Your goal —
Transcribe each line of the material as it is, and drop any picture.
═══
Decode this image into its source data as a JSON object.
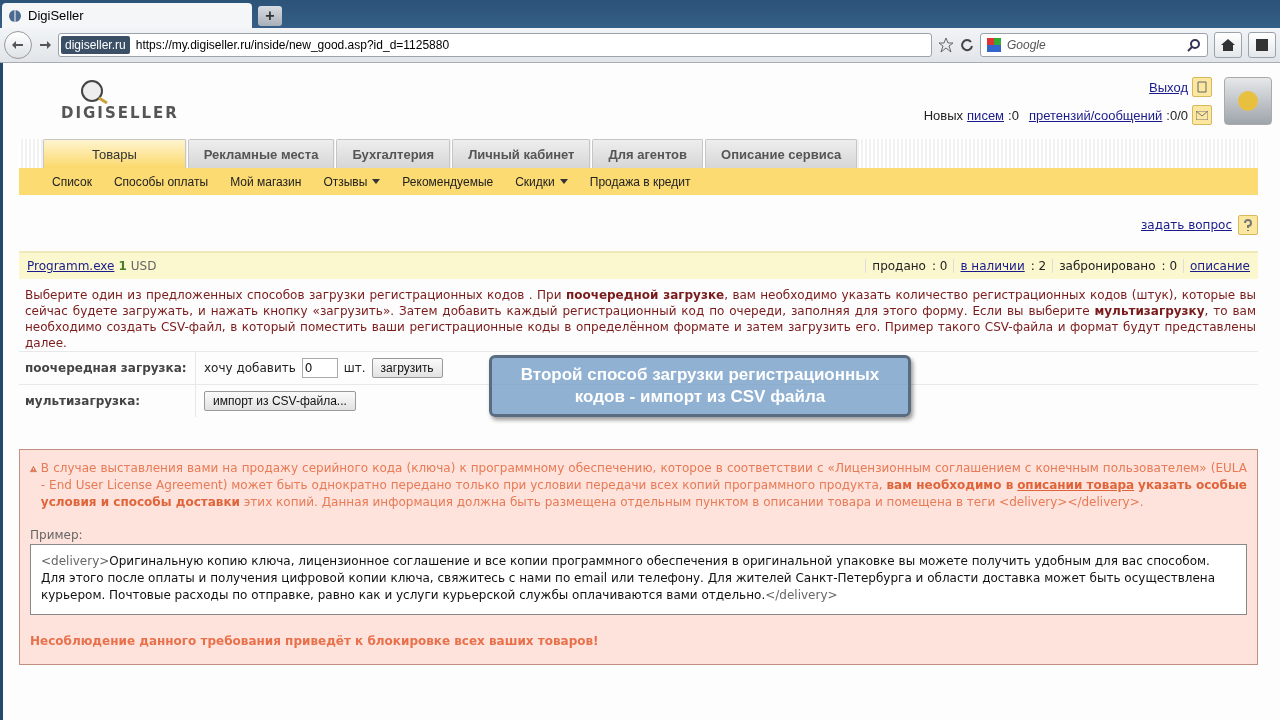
{
  "browser": {
    "tab_title": "DigiSeller",
    "new_tab": "+",
    "site_badge": "digiseller.ru",
    "url": "https://my.digiseller.ru/inside/new_good.asp?id_d=1125880",
    "search_placeholder": "Google"
  },
  "header": {
    "logo": "DIGISELLER",
    "logout": "Выход",
    "new_label": "Новых",
    "letters_link": "писем",
    "letters_count": ":0",
    "claims_link": "претензий/сообщений",
    "claims_count": ":0/0"
  },
  "tabs": [
    {
      "label": "Товары",
      "selected": true
    },
    {
      "label": "Рекламные места",
      "selected": false
    },
    {
      "label": "Бухгалтерия",
      "selected": false
    },
    {
      "label": "Личный кабинет",
      "selected": false
    },
    {
      "label": "Для агентов",
      "selected": false
    },
    {
      "label": "Описание сервиса",
      "selected": false
    }
  ],
  "subnav": [
    {
      "label": "Список",
      "has_menu": false
    },
    {
      "label": "Способы оплаты",
      "has_menu": false
    },
    {
      "label": "Мой магазин",
      "has_menu": false
    },
    {
      "label": "Отзывы",
      "has_menu": true
    },
    {
      "label": "Рекомендуемые",
      "has_menu": false
    },
    {
      "label": "Скидки",
      "has_menu": true
    },
    {
      "label": "Продажа в кредит",
      "has_menu": false
    }
  ],
  "ask_question": "задать вопрос",
  "product": {
    "name": "Programm.exe",
    "price": "1",
    "currency": "USD",
    "stats": [
      {
        "label": "продано",
        "link": false,
        "value": ": 0"
      },
      {
        "label": "в наличии",
        "link": true,
        "value": ": 2"
      },
      {
        "label": "забронировано",
        "link": false,
        "value": ": 0"
      },
      {
        "label": "описание",
        "link": true
      }
    ]
  },
  "intro": "Выберите один из предложенных способов загрузки регистрационных кодов . При **поочередной загрузке**, вам необходимо указать количество регистрационных кодов (штук), которые вы сейчас будете загружать, и нажать кнопку «загрузить». Затем добавить каждый регистрационный код по очереди, заполняя для этого форму. Если вы выберите **мультизагрузку**, то вам необходимо создать CSV-файл, в который поместить ваши регистрационные коды в определённом формате и затем загрузить его. Пример такого CSV-файла и формат будут представлены далее.",
  "upload_rows": [
    {
      "kind": "single",
      "label": "поочередная загрузка:",
      "prefix": "хочу добавить",
      "value": "0",
      "unit": "шт.",
      "button": "загрузить"
    },
    {
      "kind": "multi",
      "label": "мультизагрузка:",
      "button": "импорт из CSV-файла..."
    }
  ],
  "callout": "Второй способ загрузки регистрационных кодов - импорт из CSV файла",
  "warning": {
    "before": "В случае выставления вами на продажу серийного кода (ключа) к программному обеспечению, которое в соответствии с «Лицензионным соглашением с конечным пользователем» (EULA - End User License Agreement) может быть однократно передано только при условии передачи всех копий программного продукта, **вам необходимо в** ",
    "link": "описании товара",
    "after": " **указать особые условия и способы доставки** этих копий. Данная информация должна быть размещена отдельным пунктом в описании товара и помещена в теги <delivery></delivery>.",
    "example_label": "Пример:",
    "example_open": "<delivery>",
    "example_body": "Оригинальную копию ключа, лицензионное соглашение и все копии программного обеспечения в оригинальной упаковке вы можете получить удобным для вас способом. Для этого после оплаты и получения цифровой копии ключа, свяжитесь с нами по email или телефону. Для жителей Санкт-Петербурга и области доставка может быть осуществлена курьером. Почтовые расходы по отправке, равно как и услуги курьерской службы оплачиваются вами отдельно.",
    "example_close": "</delivery>",
    "footer": "Несоблюдение данного требования приведёт к блокировке всех ваших товаров!"
  }
}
═══
Answer to the exercise —
Decode this image into its source data as a JSON object.
{
  "browser": {
    "tab_title": "DigiSeller",
    "new_tab": "+",
    "site_badge": "digiseller.ru",
    "url": "https://my.digiseller.ru/inside/new_good.asp?id_d=1125880",
    "search_placeholder": "Google"
  },
  "header": {
    "logo": "DIGISELLER",
    "logout": "Выход",
    "new_label": "Новых",
    "letters_link": "писем",
    "letters_count": ":0",
    "claims_link": "претензий/сообщений",
    "claims_count": ":0/0"
  },
  "tabs": [
    {
      "label": "Товары",
      "selected": true
    },
    {
      "label": "Рекламные места",
      "selected": false
    },
    {
      "label": "Бухгалтерия",
      "selected": false
    },
    {
      "label": "Личный кабинет",
      "selected": false
    },
    {
      "label": "Для агентов",
      "selected": false
    },
    {
      "label": "Описание сервиса",
      "selected": false
    }
  ],
  "subnav": [
    {
      "label": "Список",
      "has_menu": false
    },
    {
      "label": "Способы оплаты",
      "has_menu": false
    },
    {
      "label": "Мой магазин",
      "has_menu": false
    },
    {
      "label": "Отзывы",
      "has_menu": true
    },
    {
      "label": "Рекомендуемые",
      "has_menu": false
    },
    {
      "label": "Скидки",
      "has_menu": true
    },
    {
      "label": "Продажа в кредит",
      "has_menu": false
    }
  ],
  "ask_question": "задать вопрос",
  "product": {
    "name": "Programm.exe",
    "price": "1",
    "currency": "USD",
    "stats": [
      {
        "label": "продано",
        "link": false,
        "value": ": 0"
      },
      {
        "label": "в наличии",
        "link": true,
        "value": ": 2"
      },
      {
        "label": "забронировано",
        "link": false,
        "value": ": 0"
      },
      {
        "label": "описание",
        "link": true
      }
    ]
  },
  "intro": "Выберите один из предложенных способов загрузки регистрационных кодов . При **поочередной загрузке**, вам необходимо указать количество регистрационных кодов (штук), которые вы сейчас будете загружать, и нажать кнопку «загрузить». Затем добавить каждый регистрационный код по очереди, заполняя для этого форму. Если вы выберите **мультизагрузку**, то вам необходимо создать CSV-файл, в который поместить ваши регистрационные коды в определённом формате и затем загрузить его. Пример такого CSV-файла и формат будут представлены далее.",
  "upload_rows": [
    {
      "kind": "single",
      "label": "поочередная загрузка:",
      "prefix": "хочу добавить",
      "value": "0",
      "unit": "шт.",
      "button": "загрузить"
    },
    {
      "kind": "multi",
      "label": "мультизагрузка:",
      "button": "импорт из CSV-файла..."
    }
  ],
  "callout": "Второй способ загрузки регистрационных кодов - импорт из CSV файла",
  "warning": {
    "before": "В случае выставления вами на продажу серийного кода (ключа) к программному обеспечению, которое в соответствии с «Лицензионным соглашением с конечным пользователем» (EULA - End User License Agreement) может быть однократно передано только при условии передачи всех копий программного продукта, **вам необходимо в** ",
    "link": "описании товара",
    "after": " **указать особые условия и способы доставки** этих копий. Данная информация должна быть размещена отдельным пунктом в описании товара и помещена в теги <delivery></delivery>.",
    "example_label": "Пример:",
    "example_open": "<delivery>",
    "example_body": "Оригинальную копию ключа, лицензионное соглашение и все копии программного обеспечения в оригинальной упаковке вы можете получить удобным для вас способом. Для этого после оплаты и получения цифровой копии ключа, свяжитесь с нами по email или телефону. Для жителей Санкт-Петербурга и области доставка может быть осуществлена курьером. Почтовые расходы по отправке, равно как и услуги курьерской службы оплачиваются вами отдельно.",
    "example_close": "</delivery>",
    "footer": "Несоблюдение данного требования приведёт к блокировке всех ваших товаров!"
  }
}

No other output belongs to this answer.